┏━━

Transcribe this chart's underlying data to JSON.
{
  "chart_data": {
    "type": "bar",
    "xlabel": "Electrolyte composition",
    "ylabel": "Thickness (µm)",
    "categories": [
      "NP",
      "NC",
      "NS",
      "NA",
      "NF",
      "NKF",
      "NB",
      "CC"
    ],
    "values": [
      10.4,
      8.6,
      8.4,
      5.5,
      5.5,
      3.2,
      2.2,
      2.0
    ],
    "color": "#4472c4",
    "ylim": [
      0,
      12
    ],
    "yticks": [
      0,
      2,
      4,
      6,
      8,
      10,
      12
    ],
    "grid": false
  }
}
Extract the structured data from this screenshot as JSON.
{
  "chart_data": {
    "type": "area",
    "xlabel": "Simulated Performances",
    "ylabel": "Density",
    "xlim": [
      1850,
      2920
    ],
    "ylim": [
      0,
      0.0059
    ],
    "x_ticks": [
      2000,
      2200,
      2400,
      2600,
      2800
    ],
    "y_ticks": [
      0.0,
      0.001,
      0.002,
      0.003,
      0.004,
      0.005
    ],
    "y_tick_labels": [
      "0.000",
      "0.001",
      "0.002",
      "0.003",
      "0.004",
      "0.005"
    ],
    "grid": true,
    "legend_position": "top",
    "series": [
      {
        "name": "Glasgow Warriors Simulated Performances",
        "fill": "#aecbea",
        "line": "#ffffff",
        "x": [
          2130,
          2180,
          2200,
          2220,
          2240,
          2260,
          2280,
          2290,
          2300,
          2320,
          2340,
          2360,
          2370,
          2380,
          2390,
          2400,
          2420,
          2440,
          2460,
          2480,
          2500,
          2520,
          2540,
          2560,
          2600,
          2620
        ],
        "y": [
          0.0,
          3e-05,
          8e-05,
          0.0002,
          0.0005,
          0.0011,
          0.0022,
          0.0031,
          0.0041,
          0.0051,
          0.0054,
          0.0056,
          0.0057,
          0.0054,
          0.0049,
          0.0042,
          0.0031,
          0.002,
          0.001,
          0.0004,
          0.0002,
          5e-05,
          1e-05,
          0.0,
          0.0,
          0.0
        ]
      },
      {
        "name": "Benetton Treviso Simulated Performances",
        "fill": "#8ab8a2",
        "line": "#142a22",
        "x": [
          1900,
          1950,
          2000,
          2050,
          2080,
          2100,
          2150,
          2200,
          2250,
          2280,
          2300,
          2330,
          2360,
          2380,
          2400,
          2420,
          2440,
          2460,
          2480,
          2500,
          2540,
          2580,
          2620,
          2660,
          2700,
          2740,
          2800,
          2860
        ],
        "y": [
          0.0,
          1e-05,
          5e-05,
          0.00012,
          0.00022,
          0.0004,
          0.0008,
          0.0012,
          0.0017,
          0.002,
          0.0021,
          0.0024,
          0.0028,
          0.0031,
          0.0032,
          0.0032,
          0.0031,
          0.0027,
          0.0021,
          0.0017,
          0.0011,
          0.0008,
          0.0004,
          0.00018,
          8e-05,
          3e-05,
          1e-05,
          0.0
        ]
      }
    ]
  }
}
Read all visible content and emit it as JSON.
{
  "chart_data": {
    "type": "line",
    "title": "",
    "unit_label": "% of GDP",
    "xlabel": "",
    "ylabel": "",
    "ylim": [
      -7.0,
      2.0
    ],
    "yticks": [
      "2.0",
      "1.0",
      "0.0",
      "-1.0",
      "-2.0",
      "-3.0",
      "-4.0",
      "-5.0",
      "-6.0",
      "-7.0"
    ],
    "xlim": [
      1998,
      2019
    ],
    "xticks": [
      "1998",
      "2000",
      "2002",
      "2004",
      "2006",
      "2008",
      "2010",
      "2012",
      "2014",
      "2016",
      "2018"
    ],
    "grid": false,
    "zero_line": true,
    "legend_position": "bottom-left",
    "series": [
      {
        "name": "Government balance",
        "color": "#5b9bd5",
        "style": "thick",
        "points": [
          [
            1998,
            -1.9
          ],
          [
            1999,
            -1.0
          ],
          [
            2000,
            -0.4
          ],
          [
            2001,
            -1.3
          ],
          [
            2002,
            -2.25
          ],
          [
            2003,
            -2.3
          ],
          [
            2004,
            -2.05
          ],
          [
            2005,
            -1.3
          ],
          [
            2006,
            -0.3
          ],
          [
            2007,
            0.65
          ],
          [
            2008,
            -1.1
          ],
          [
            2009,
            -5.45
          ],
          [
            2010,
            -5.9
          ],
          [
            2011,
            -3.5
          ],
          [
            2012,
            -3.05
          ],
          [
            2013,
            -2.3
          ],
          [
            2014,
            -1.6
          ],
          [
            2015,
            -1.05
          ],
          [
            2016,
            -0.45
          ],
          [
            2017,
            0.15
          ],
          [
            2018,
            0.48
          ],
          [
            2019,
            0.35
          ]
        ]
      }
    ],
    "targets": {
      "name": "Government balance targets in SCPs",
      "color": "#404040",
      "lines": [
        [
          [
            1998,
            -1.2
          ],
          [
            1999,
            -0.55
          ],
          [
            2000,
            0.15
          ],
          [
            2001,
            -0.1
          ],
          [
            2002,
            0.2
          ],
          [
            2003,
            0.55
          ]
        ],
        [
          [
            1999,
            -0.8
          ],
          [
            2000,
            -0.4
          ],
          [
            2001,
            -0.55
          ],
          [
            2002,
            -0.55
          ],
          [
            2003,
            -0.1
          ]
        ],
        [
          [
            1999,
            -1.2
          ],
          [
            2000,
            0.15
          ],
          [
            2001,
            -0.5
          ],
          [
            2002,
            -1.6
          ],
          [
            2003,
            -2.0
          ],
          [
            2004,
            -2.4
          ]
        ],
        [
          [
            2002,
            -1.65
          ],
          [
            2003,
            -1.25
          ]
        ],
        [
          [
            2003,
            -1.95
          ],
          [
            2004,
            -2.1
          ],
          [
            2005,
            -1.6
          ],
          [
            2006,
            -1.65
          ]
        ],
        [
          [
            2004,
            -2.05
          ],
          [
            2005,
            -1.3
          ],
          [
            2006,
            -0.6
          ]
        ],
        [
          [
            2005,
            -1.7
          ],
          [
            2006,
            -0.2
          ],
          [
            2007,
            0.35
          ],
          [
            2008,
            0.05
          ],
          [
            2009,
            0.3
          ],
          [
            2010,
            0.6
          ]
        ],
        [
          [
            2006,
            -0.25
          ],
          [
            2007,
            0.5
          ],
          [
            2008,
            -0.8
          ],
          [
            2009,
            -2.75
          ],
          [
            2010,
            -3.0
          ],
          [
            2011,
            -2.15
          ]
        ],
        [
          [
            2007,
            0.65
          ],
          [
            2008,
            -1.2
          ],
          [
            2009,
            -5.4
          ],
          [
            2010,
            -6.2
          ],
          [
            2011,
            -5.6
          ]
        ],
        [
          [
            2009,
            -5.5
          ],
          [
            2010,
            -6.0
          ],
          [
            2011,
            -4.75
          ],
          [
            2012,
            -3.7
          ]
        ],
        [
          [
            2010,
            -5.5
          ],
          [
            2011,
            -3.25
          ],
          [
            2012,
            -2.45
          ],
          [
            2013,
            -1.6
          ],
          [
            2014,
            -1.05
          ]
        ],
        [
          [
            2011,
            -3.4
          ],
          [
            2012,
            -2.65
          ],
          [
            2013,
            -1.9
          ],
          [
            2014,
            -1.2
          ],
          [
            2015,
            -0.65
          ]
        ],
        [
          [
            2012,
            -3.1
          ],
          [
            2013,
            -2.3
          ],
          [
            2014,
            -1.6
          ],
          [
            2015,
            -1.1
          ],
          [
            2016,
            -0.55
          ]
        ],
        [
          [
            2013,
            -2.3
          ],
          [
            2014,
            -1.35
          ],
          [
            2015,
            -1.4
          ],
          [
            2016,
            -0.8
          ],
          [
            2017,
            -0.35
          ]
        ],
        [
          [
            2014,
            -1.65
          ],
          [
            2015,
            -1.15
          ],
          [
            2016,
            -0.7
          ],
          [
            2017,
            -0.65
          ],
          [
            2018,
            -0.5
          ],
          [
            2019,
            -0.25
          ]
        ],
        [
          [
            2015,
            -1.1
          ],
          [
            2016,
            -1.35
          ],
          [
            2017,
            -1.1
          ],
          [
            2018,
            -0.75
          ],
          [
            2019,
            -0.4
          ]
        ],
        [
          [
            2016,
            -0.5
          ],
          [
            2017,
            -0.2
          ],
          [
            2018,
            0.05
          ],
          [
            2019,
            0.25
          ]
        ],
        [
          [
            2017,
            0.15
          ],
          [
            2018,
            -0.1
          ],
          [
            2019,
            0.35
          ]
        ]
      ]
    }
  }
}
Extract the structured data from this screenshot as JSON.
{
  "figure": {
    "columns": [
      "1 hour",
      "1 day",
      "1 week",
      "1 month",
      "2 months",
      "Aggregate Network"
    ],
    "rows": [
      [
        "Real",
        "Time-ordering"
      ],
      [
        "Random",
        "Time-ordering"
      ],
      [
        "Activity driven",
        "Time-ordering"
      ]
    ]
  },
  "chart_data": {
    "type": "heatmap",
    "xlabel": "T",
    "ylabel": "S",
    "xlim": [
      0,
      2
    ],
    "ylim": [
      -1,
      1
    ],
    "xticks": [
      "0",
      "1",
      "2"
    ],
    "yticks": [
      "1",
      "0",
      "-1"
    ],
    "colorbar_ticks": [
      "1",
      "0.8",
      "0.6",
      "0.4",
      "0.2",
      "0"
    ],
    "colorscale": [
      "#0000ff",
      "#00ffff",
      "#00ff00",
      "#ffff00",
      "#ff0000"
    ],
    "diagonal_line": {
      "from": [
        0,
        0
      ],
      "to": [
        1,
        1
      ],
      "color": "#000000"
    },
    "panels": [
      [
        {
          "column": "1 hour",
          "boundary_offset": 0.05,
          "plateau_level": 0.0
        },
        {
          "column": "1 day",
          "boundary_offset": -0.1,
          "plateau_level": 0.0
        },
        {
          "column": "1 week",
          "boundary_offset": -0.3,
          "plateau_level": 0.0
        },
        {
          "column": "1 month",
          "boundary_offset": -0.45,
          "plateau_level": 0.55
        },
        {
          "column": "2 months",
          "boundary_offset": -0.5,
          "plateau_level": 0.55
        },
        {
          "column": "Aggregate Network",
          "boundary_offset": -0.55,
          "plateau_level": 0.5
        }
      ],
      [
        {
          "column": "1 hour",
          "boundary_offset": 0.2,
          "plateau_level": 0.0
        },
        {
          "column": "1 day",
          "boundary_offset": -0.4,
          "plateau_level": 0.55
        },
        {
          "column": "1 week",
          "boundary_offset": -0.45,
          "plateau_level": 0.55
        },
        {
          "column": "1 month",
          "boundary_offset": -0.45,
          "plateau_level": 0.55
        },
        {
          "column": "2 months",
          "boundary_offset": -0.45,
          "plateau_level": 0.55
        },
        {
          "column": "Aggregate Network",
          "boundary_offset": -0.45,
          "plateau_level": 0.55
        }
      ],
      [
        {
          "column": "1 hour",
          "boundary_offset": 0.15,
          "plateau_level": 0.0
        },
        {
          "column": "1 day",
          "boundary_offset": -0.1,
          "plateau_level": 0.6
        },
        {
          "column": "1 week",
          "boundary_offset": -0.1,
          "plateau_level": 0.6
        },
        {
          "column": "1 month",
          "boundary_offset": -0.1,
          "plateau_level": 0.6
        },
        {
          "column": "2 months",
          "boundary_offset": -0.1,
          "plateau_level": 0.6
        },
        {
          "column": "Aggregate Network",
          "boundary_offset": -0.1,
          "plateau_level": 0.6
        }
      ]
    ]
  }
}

┗━━

Aim of the exercise:
Scan the listing above for the word "Government" and show each line where it is found.

Exercise result:
        "name": "Government balance",
      "name": "Government balance targets in SCPs",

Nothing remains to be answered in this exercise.